▶ _WORK TO BE COMPLETED_
Retype the whole listing verbatim and keep the pictures out of it.

▶ _DATASET ROWS_
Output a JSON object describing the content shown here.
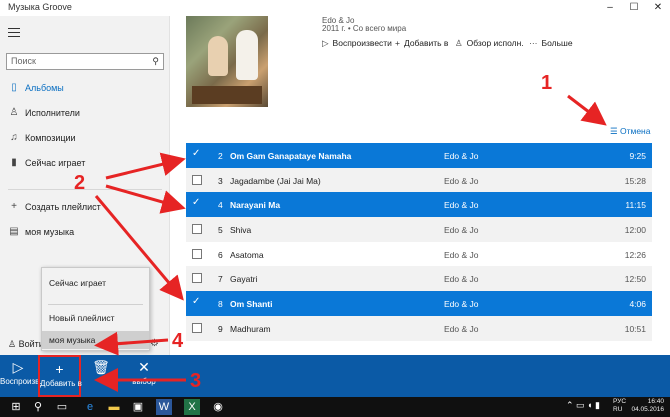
{
  "window": {
    "title": "Музыка Groove",
    "controls": [
      "–",
      "☐",
      "✕"
    ]
  },
  "sidebar": {
    "search_placeholder": "Поиск",
    "items": [
      {
        "label": "Альбомы",
        "icon": "album-icon",
        "active": true
      },
      {
        "label": "Исполнители",
        "icon": "person-icon"
      },
      {
        "label": "Композиции",
        "icon": "music-note-icon"
      },
      {
        "label": "Сейчас играет",
        "icon": "equalizer-icon"
      },
      {
        "label": "Создать плейлист",
        "icon": "plus-icon"
      },
      {
        "label": "моя музыка",
        "icon": "playlist-icon"
      }
    ],
    "login_label": "Войти"
  },
  "popup": {
    "items": [
      "Сейчас играет",
      "Новый плейлист",
      "моя музыка"
    ],
    "highlighted": 2
  },
  "album": {
    "artist": "Edo & Jo",
    "year_line": "2011 г. • Со всего мира",
    "actions": [
      "Воспроизвести",
      "Добавить в",
      "Обзор исполн.",
      "Больше"
    ]
  },
  "cancel_label": "Отмена",
  "tracks": [
    {
      "num": "2",
      "title": "Om Gam Ganapataye Namaha",
      "artist": "Edo & Jo",
      "duration": "9:25",
      "selected": true
    },
    {
      "num": "3",
      "title": "Jagadambe (Jai Jai Ma)",
      "artist": "Edo & Jo",
      "duration": "15:28",
      "selected": false
    },
    {
      "num": "4",
      "title": "Narayani Ma",
      "artist": "Edo & Jo",
      "duration": "11:15",
      "selected": true
    },
    {
      "num": "5",
      "title": "Shiva",
      "artist": "Edo & Jo",
      "duration": "12:00",
      "selected": false
    },
    {
      "num": "6",
      "title": "Asatoma",
      "artist": "Edo & Jo",
      "duration": "12:26",
      "selected": false
    },
    {
      "num": "7",
      "title": "Gayatri",
      "artist": "Edo & Jo",
      "duration": "12:50",
      "selected": false
    },
    {
      "num": "8",
      "title": "Om Shanti",
      "artist": "Edo & Jo",
      "duration": "4:06",
      "selected": true
    },
    {
      "num": "9",
      "title": "Madhuram",
      "artist": "Edo & Jo",
      "duration": "10:51",
      "selected": false
    }
  ],
  "appbar": {
    "play_label": "Воспроизв.",
    "add_label": "Добавить в",
    "clear_label": "выбор"
  },
  "taskbar": {
    "lang": "РУС\nRU",
    "time": "16:40",
    "date": "04.05.2016"
  },
  "annotations": [
    "1",
    "2",
    "3",
    "4"
  ],
  "colors": {
    "accent": "#0a78d7",
    "appbar": "#0b5aa6",
    "annotation": "#e62424"
  }
}
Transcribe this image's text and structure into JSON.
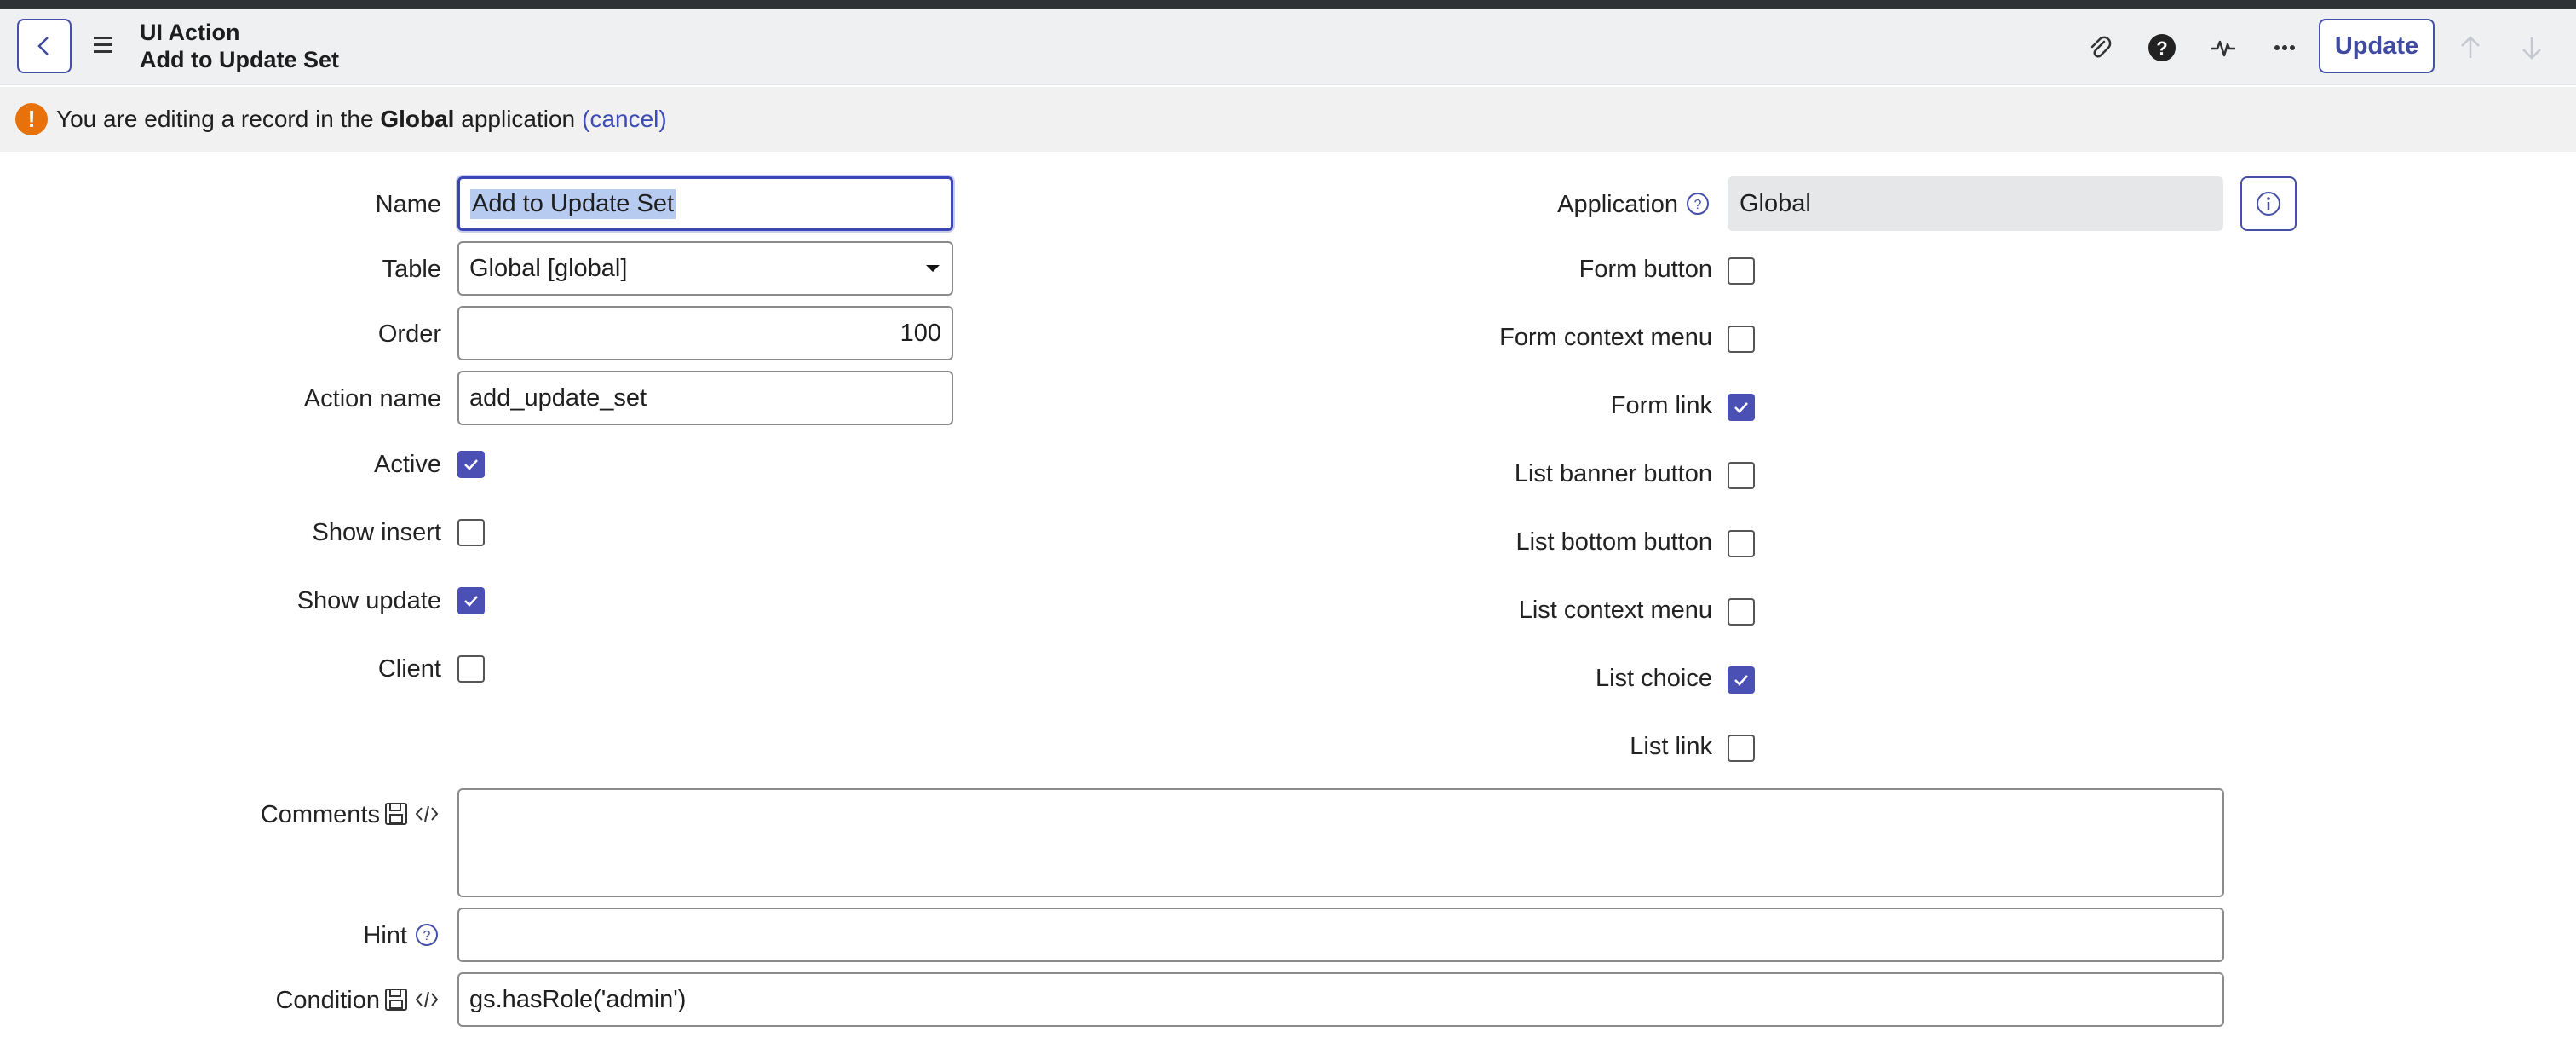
{
  "header": {
    "record_type": "UI Action",
    "record_name": "Add to Update Set",
    "update_label": "Update"
  },
  "banner": {
    "text_before": "You are editing a record in the",
    "app_name": "Global",
    "text_after": "application",
    "cancel_link": "(cancel)"
  },
  "form_left": {
    "name_label": "Name",
    "name_value": "Add to Update Set",
    "table_label": "Table",
    "table_value": "Global [global]",
    "order_label": "Order",
    "order_value": "100",
    "action_name_label": "Action name",
    "action_name_value": "add_update_set",
    "active_label": "Active",
    "active_checked": true,
    "show_insert_label": "Show insert",
    "show_insert_checked": false,
    "show_update_label": "Show update",
    "show_update_checked": true,
    "client_label": "Client",
    "client_checked": false
  },
  "form_right": {
    "application_label": "Application",
    "application_value": "Global",
    "form_button_label": "Form button",
    "form_button_checked": false,
    "form_context_menu_label": "Form context menu",
    "form_context_menu_checked": false,
    "form_link_label": "Form link",
    "form_link_checked": true,
    "list_banner_button_label": "List banner button",
    "list_banner_button_checked": false,
    "list_bottom_button_label": "List bottom button",
    "list_bottom_button_checked": false,
    "list_context_menu_label": "List context menu",
    "list_context_menu_checked": false,
    "list_choice_label": "List choice",
    "list_choice_checked": true,
    "list_link_label": "List link",
    "list_link_checked": false
  },
  "form_full": {
    "comments_label": "Comments",
    "comments_value": "",
    "hint_label": "Hint",
    "hint_value": "",
    "condition_label": "Condition",
    "condition_value": "gs.hasRole('admin')"
  },
  "icons": {
    "back": "chevron-left-icon",
    "menu": "hamburger-icon",
    "attachment": "paperclip-icon",
    "help": "question-circle-icon",
    "activity": "pulse-icon",
    "more": "ellipsis-icon",
    "up": "arrow-up-icon",
    "down": "arrow-down-icon",
    "warning": "exclamation-icon",
    "info": "info-icon"
  },
  "colors": {
    "accent": "#4a50b4",
    "warning": "#e8710a",
    "header_bg": "#eef0f2"
  }
}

▶ _TASK RESULT_
Output a JSON object describing the content shown here.
{
  "window": {
    "title": "Музыка Groove",
    "controls": [
      "–",
      "☐",
      "✕"
    ]
  },
  "sidebar": {
    "search_placeholder": "Поиск",
    "items": [
      {
        "label": "Альбомы",
        "icon": "album-icon",
        "active": true
      },
      {
        "label": "Исполнители",
        "icon": "person-icon"
      },
      {
        "label": "Композиции",
        "icon": "music-note-icon"
      },
      {
        "label": "Сейчас играет",
        "icon": "equalizer-icon"
      },
      {
        "label": "Создать плейлист",
        "icon": "plus-icon"
      },
      {
        "label": "моя музыка",
        "icon": "playlist-icon"
      }
    ],
    "login_label": "Войти"
  },
  "popup": {
    "items": [
      "Сейчас играет",
      "Новый плейлист",
      "моя музыка"
    ],
    "highlighted": 2
  },
  "album": {
    "artist": "Edo & Jo",
    "year_line": "2011 г. • Со всего мира",
    "actions": [
      "Воспроизвести",
      "Добавить в",
      "Обзор исполн.",
      "Больше"
    ]
  },
  "cancel_label": "Отмена",
  "tracks": [
    {
      "num": "2",
      "title": "Om Gam Ganapataye Namaha",
      "artist": "Edo & Jo",
      "duration": "9:25",
      "selected": true
    },
    {
      "num": "3",
      "title": "Jagadambe (Jai Jai Ma)",
      "artist": "Edo & Jo",
      "duration": "15:28",
      "selected": false
    },
    {
      "num": "4",
      "title": "Narayani Ma",
      "artist": "Edo & Jo",
      "duration": "11:15",
      "selected": true
    },
    {
      "num": "5",
      "title": "Shiva",
      "artist": "Edo & Jo",
      "duration": "12:00",
      "selected": false
    },
    {
      "num": "6",
      "title": "Asatoma",
      "artist": "Edo & Jo",
      "duration": "12:26",
      "selected": false
    },
    {
      "num": "7",
      "title": "Gayatri",
      "artist": "Edo & Jo",
      "duration": "12:50",
      "selected": false
    },
    {
      "num": "8",
      "title": "Om Shanti",
      "artist": "Edo & Jo",
      "duration": "4:06",
      "selected": true
    },
    {
      "num": "9",
      "title": "Madhuram",
      "artist": "Edo & Jo",
      "duration": "10:51",
      "selected": false
    }
  ],
  "appbar": {
    "play_label": "Воспроизв.",
    "add_label": "Добавить в",
    "clear_label": "выбор"
  },
  "taskbar": {
    "lang": "РУС\nRU",
    "time": "16:40",
    "date": "04.05.2016"
  },
  "annotations": [
    "1",
    "2",
    "3",
    "4"
  ],
  "colors": {
    "accent": "#0a78d7",
    "appbar": "#0b5aa6",
    "annotation": "#e62424"
  }
}
Transcribe this image's text and structure into JSON.
{
  "header": {
    "record_type": "UI Action",
    "record_name": "Add to Update Set",
    "update_label": "Update"
  },
  "banner": {
    "text_before": "You are editing a record in the",
    "app_name": "Global",
    "text_after": "application",
    "cancel_link": "(cancel)"
  },
  "form_left": {
    "name_label": "Name",
    "name_value": "Add to Update Set",
    "table_label": "Table",
    "table_value": "Global [global]",
    "order_label": "Order",
    "order_value": "100",
    "action_name_label": "Action name",
    "action_name_value": "add_update_set",
    "active_label": "Active",
    "active_checked": true,
    "show_insert_label": "Show insert",
    "show_insert_checked": false,
    "show_update_label": "Show update",
    "show_update_checked": true,
    "client_label": "Client",
    "client_checked": false
  },
  "form_right": {
    "application_label": "Application",
    "application_value": "Global",
    "form_button_label": "Form button",
    "form_button_checked": false,
    "form_context_menu_label": "Form context menu",
    "form_context_menu_checked": false,
    "form_link_label": "Form link",
    "form_link_checked": true,
    "list_banner_button_label": "List banner button",
    "list_banner_button_checked": false,
    "list_bottom_button_label": "List bottom button",
    "list_bottom_button_checked": false,
    "list_context_menu_label": "List context menu",
    "list_context_menu_checked": false,
    "list_choice_label": "List choice",
    "list_choice_checked": true,
    "list_link_label": "List link",
    "list_link_checked": false
  },
  "form_full": {
    "comments_label": "Comments",
    "comments_value": "",
    "hint_label": "Hint",
    "hint_value": "",
    "condition_label": "Condition",
    "condition_value": "gs.hasRole('admin')"
  },
  "icons": {
    "back": "chevron-left-icon",
    "menu": "hamburger-icon",
    "attachment": "paperclip-icon",
    "help": "question-circle-icon",
    "activity": "pulse-icon",
    "more": "ellipsis-icon",
    "up": "arrow-up-icon",
    "down": "arrow-down-icon",
    "warning": "exclamation-icon",
    "info": "info-icon"
  },
  "colors": {
    "accent": "#4a50b4",
    "warning": "#e8710a",
    "header_bg": "#eef0f2"
  }
}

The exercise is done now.